-- START Working data --

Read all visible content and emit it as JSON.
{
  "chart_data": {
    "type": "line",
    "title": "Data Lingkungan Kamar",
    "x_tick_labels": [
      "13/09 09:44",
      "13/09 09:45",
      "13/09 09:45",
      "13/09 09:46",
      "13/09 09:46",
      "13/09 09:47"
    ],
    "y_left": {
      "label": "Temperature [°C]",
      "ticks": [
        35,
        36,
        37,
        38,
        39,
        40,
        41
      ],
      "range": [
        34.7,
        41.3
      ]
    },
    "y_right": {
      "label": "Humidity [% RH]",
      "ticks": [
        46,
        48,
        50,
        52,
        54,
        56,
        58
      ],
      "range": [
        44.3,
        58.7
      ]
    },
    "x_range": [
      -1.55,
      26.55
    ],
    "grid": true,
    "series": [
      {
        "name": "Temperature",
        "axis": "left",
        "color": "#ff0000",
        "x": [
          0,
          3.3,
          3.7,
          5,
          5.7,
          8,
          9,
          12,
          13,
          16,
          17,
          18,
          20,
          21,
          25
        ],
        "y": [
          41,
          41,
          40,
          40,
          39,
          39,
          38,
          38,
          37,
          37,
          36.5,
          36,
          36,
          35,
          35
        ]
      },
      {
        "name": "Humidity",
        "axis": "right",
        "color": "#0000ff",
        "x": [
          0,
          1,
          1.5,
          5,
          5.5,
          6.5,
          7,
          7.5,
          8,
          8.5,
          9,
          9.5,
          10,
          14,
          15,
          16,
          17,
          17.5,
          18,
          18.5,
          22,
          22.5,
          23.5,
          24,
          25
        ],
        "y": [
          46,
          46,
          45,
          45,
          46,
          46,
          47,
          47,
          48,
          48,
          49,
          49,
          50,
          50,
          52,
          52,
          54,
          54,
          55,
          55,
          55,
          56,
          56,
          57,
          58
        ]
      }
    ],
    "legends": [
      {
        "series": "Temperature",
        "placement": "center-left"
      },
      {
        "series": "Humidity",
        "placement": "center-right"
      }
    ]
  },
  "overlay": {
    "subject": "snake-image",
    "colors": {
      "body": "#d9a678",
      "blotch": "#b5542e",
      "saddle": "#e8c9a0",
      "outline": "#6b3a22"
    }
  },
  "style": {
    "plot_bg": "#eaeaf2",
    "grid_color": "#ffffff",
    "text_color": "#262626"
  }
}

-- END Working data --

» **Brief**: All of the material above needs to be retyped word for word.

» **In response**:
Read all visible content and emit it as JSON.
{
  "chart_data": {
    "type": "line",
    "title": "Data Lingkungan Kamar",
    "x_tick_labels": [
      "13/09 09:44",
      "13/09 09:45",
      "13/09 09:45",
      "13/09 09:46",
      "13/09 09:46",
      "13/09 09:47"
    ],
    "y_left": {
      "label": "Temperature [°C]",
      "ticks": [
        35,
        36,
        37,
        38,
        39,
        40,
        41
      ],
      "range": [
        34.7,
        41.3
      ]
    },
    "y_right": {
      "label": "Humidity [% RH]",
      "ticks": [
        46,
        48,
        50,
        52,
        54,
        56,
        58
      ],
      "range": [
        44.3,
        58.7
      ]
    },
    "x_range": [
      -1.55,
      26.55
    ],
    "grid": true,
    "series": [
      {
        "name": "Temperature",
        "axis": "left",
        "color": "#ff0000",
        "x": [
          0,
          3.3,
          3.7,
          5,
          5.7,
          8,
          9,
          12,
          13,
          16,
          17,
          18,
          20,
          21,
          25
        ],
        "y": [
          41,
          41,
          40,
          40,
          39,
          39,
          38,
          38,
          37,
          37,
          36.5,
          36,
          36,
          35,
          35
        ]
      },
      {
        "name": "Humidity",
        "axis": "right",
        "color": "#0000ff",
        "x": [
          0,
          1,
          1.5,
          5,
          5.5,
          6.5,
          7,
          7.5,
          8,
          8.5,
          9,
          9.5,
          10,
          14,
          15,
          16,
          17,
          17.5,
          18,
          18.5,
          22,
          22.5,
          23.5,
          24,
          25
        ],
        "y": [
          46,
          46,
          45,
          45,
          46,
          46,
          47,
          47,
          48,
          48,
          49,
          49,
          50,
          50,
          52,
          52,
          54,
          54,
          55,
          55,
          55,
          56,
          56,
          57,
          58
        ]
      }
    ],
    "legends": [
      {
        "series": "Temperature",
        "placement": "center-left"
      },
      {
        "series": "Humidity",
        "placement": "center-right"
      }
    ]
  },
  "overlay": {
    "subject": "snake-image",
    "colors": {
      "body": "#d9a678",
      "blotch": "#b5542e",
      "saddle": "#e8c9a0",
      "outline": "#6b3a22"
    }
  },
  "style": {
    "plot_bg": "#eaeaf2",
    "grid_color": "#ffffff",
    "text_color": "#262626"
  }
}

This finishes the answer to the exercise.